**WHAT THE EXERCISE ASKS:**
Keep only the lines that hold the string "جريدة", filtering out the rest of the entries below.

(Data entries)
◆ ◆ ◆ ◆

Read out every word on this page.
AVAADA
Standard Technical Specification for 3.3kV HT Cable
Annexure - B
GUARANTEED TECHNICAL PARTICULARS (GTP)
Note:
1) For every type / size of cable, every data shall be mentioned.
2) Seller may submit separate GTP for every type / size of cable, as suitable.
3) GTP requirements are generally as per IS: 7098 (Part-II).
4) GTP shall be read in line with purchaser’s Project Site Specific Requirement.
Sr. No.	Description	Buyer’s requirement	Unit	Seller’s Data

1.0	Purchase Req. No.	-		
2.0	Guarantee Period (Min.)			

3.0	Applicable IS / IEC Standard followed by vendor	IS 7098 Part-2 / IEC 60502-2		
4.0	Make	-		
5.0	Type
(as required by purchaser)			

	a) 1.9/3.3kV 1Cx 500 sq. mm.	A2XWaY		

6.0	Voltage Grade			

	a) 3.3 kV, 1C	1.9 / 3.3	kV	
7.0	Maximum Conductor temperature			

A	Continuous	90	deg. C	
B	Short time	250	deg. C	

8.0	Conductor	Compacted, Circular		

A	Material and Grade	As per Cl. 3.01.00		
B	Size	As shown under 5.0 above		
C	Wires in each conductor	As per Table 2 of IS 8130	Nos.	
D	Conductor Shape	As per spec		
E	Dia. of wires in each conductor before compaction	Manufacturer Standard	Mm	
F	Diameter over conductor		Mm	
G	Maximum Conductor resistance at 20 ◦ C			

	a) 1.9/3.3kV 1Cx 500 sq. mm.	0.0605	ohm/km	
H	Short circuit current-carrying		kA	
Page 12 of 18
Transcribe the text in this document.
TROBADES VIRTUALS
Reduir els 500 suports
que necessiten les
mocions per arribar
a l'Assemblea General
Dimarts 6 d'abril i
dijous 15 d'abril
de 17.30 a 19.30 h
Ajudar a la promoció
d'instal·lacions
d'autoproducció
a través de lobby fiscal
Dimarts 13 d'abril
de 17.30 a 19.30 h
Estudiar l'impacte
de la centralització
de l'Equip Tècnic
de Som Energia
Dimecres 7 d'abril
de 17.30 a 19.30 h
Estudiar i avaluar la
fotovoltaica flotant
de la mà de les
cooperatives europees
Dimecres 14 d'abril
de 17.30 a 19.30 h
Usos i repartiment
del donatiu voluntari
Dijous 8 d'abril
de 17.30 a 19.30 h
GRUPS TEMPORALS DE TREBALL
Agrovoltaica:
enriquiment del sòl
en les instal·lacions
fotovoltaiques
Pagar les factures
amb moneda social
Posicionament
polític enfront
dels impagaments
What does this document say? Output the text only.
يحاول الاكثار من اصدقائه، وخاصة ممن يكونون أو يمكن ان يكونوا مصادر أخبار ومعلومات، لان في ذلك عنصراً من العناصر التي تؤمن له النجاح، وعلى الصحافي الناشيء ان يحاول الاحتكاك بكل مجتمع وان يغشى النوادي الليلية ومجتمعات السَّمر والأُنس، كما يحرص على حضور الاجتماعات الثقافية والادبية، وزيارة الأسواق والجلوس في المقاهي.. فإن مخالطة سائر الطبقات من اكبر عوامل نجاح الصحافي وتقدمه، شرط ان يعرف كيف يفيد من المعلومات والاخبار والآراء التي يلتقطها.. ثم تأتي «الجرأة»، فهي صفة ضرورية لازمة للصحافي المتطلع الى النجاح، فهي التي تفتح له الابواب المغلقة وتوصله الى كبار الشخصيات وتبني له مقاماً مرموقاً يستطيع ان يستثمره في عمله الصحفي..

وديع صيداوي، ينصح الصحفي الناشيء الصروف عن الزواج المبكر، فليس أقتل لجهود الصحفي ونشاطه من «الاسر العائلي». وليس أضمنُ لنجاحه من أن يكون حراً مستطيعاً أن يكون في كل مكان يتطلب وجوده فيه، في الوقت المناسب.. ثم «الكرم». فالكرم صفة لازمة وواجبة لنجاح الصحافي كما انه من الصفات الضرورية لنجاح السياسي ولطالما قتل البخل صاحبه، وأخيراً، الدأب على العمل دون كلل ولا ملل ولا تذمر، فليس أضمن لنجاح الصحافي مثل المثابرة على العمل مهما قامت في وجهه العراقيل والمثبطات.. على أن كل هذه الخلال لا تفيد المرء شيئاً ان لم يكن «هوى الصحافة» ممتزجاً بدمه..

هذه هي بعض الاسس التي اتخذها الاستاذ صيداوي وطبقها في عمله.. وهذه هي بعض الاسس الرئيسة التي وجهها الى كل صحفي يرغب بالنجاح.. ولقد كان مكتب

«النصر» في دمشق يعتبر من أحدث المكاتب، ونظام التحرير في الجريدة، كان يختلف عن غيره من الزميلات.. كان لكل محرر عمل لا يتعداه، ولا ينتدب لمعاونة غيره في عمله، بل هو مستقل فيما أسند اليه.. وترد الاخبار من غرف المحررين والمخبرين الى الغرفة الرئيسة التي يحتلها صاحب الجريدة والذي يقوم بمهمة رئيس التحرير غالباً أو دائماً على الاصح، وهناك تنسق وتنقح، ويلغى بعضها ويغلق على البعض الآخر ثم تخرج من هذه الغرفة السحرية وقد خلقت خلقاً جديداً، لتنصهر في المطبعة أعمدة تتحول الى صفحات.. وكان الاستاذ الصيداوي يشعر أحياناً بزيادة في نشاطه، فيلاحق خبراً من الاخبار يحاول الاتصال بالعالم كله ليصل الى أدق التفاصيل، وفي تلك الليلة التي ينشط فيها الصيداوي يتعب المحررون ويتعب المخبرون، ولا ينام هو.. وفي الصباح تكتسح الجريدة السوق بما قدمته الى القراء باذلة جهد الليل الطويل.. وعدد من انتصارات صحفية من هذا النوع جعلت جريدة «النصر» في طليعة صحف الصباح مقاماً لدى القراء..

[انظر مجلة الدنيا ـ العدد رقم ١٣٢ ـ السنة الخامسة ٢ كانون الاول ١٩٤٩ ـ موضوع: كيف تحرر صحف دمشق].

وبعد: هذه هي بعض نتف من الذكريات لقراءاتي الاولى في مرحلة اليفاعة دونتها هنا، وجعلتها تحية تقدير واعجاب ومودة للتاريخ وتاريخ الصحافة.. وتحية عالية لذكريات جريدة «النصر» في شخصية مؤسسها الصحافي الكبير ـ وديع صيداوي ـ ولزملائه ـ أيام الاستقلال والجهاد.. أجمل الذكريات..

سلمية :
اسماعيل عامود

◆ ◆ ◆ ◆

**EXPECTED ANSWER:**
«النصر» في دمشق يعتبر من أحدث المكاتب، ونظام التحرير في الجريدة، كان يختلف عن غيره من الزميلات.. كان لكل محرر عمل لا يتعداه، ولا ينتدب لمعاونة غيره في عمله، بل هو مستقل فيما أسند اليه.. وترد الاخبار من غرف المحررين والمخبرين الى الغرفة الرئيسة التي يحتلها صاحب الجريدة والذي يقوم بمهمة رئيس التحرير غالباً أو دائماً على الاصح، وهناك تنسق وتنقح، ويلغى بعضها ويغلق على البعض الآخر ثم تخرج من هذه الغرفة السحرية وقد خلقت خلقاً جديداً، لتنصهر في المطبعة أعمدة تتحول الى صفحات.. وكان الاستاذ الصيداوي يشعر أحياناً بزيادة في نشاطه، فيلاحق خبراً من الاخبار يحاول الاتصال بالعالم كله ليصل الى أدق التفاصيل، وفي تلك الليلة التي ينشط فيها الصيداوي يتعب المحررون ويتعب المخبرون، ولا ينام هو.. وفي الصباح تكتسح الجريدة السوق بما قدمته الى القراء باذلة جهد الليل الطويل.. وعدد من انتصارات صحفية من هذا النوع جعلت جريدة «النصر» في طليعة صحف الصباح مقاماً لدى القراء..
وبعد: هذه هي بعض نتف من الذكريات لقراءاتي الاولى في مرحلة اليفاعة دونتها هنا، وجعلتها تحية تقدير واعجاب ومودة للتاريخ وتاريخ الصحافة.. وتحية عالية لذكريات جريدة «النصر» في شخصية مؤسسها الصحافي الكبير ـ وديع صيداوي ـ ولزملائه ـ أيام الاستقلال والجهاد.. أجمل الذكريات..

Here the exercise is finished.